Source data
______________________________

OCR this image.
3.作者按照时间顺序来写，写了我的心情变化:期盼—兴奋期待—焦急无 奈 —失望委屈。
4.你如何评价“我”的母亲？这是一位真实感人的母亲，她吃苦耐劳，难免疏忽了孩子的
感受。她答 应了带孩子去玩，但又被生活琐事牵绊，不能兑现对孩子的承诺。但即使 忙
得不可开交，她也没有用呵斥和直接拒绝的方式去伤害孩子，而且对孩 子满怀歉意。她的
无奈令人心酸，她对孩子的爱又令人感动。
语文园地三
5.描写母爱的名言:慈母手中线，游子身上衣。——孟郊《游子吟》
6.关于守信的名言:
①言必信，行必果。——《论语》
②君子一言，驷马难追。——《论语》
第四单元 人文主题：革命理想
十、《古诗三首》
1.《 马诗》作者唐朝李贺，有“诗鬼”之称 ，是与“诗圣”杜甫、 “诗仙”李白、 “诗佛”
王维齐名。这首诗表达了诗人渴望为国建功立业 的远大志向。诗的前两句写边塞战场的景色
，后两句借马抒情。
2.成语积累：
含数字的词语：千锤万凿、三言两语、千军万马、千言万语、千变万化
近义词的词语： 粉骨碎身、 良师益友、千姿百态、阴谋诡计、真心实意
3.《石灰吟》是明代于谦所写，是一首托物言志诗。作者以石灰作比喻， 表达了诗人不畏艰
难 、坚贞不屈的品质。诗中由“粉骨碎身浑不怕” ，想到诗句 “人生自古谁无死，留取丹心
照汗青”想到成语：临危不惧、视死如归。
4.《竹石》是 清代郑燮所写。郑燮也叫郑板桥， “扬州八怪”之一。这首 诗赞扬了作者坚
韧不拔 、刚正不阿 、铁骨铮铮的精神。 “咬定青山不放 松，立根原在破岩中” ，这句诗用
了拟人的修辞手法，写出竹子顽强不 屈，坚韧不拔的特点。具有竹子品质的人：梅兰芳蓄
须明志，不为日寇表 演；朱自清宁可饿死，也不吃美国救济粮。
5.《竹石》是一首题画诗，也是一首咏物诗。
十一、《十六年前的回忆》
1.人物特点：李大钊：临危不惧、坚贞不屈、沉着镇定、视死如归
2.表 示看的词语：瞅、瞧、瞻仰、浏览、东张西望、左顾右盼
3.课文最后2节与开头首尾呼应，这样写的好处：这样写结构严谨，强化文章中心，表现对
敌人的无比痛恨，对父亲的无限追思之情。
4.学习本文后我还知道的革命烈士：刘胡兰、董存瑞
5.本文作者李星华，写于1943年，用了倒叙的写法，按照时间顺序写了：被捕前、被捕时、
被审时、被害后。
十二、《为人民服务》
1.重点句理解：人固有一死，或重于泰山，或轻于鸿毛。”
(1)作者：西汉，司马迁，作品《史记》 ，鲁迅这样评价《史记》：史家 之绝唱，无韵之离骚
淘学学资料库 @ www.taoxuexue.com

______________________________

Each record above should be repeated exactly as it appears.

> Task result
OCR this image.
3.作者按照时间顺序来写，写了我的心情变化:期盼—兴奋期待—焦急无 奈 —失望委屈。
4.你如何评价“我”的母亲？这是一位真实感人的母亲，她吃苦耐劳，难免疏忽了孩子的
感受。她答 应了带孩子去玩，但又被生活琐事牵绊，不能兑现对孩子的承诺。但即使 忙
得不可开交，她也没有用呵斥和直接拒绝的方式去伤害孩子，而且对孩 子满怀歉意。她的
无奈令人心酸，她对孩子的爱又令人感动。
语文园地三
5.描写母爱的名言:慈母手中线，游子身上衣。——孟郊《游子吟》
6.关于守信的名言:
①言必信，行必果。——《论语》
②君子一言，驷马难追。——《论语》
第四单元 人文主题：革命理想
十、《古诗三首》
1.《 马诗》作者唐朝李贺，有“诗鬼”之称 ，是与“诗圣”杜甫、 “诗仙”李白、 “诗佛”
王维齐名。这首诗表达了诗人渴望为国建功立业 的远大志向。诗的前两句写边塞战场的景色
，后两句借马抒情。
2.成语积累：
含数字的词语：千锤万凿、三言两语、千军万马、千言万语、千变万化
近义词的词语： 粉骨碎身、 良师益友、千姿百态、阴谋诡计、真心实意
3.《石灰吟》是明代于谦所写，是一首托物言志诗。作者以石灰作比喻， 表达了诗人不畏艰
难 、坚贞不屈的品质。诗中由“粉骨碎身浑不怕” ，想到诗句 “人生自古谁无死，留取丹心
照汗青”想到成语：临危不惧、视死如归。
4.《竹石》是 清代郑燮所写。郑燮也叫郑板桥， “扬州八怪”之一。这首 诗赞扬了作者坚
韧不拔 、刚正不阿 、铁骨铮铮的精神。 “咬定青山不放 松，立根原在破岩中” ，这句诗用
了拟人的修辞手法，写出竹子顽强不 屈，坚韧不拔的特点。具有竹子品质的人：梅兰芳蓄
须明志，不为日寇表 演；朱自清宁可饿死，也不吃美国救济粮。
5.《竹石》是一首题画诗，也是一首咏物诗。
十一、《十六年前的回忆》
1.人物特点：李大钊：临危不惧、坚贞不屈、沉着镇定、视死如归
2.表 示看的词语：瞅、瞧、瞻仰、浏览、东张西望、左顾右盼
3.课文最后2节与开头首尾呼应，这样写的好处：这样写结构严谨，强化文章中心，表现对
敌人的无比痛恨，对父亲的无限追思之情。
4.学习本文后我还知道的革命烈士：刘胡兰、董存瑞
5.本文作者李星华，写于1943年，用了倒叙的写法，按照时间顺序写了：被捕前、被捕时、
被审时、被害后。
十二、《为人民服务》
1.重点句理解：人固有一死，或重于泰山，或轻于鸿毛。”
(1)作者：西汉，司马迁，作品《史记》 ，鲁迅这样评价《史记》：史家 之绝唱，无韵之离骚
淘学学资料库 @ www.taoxuexue.com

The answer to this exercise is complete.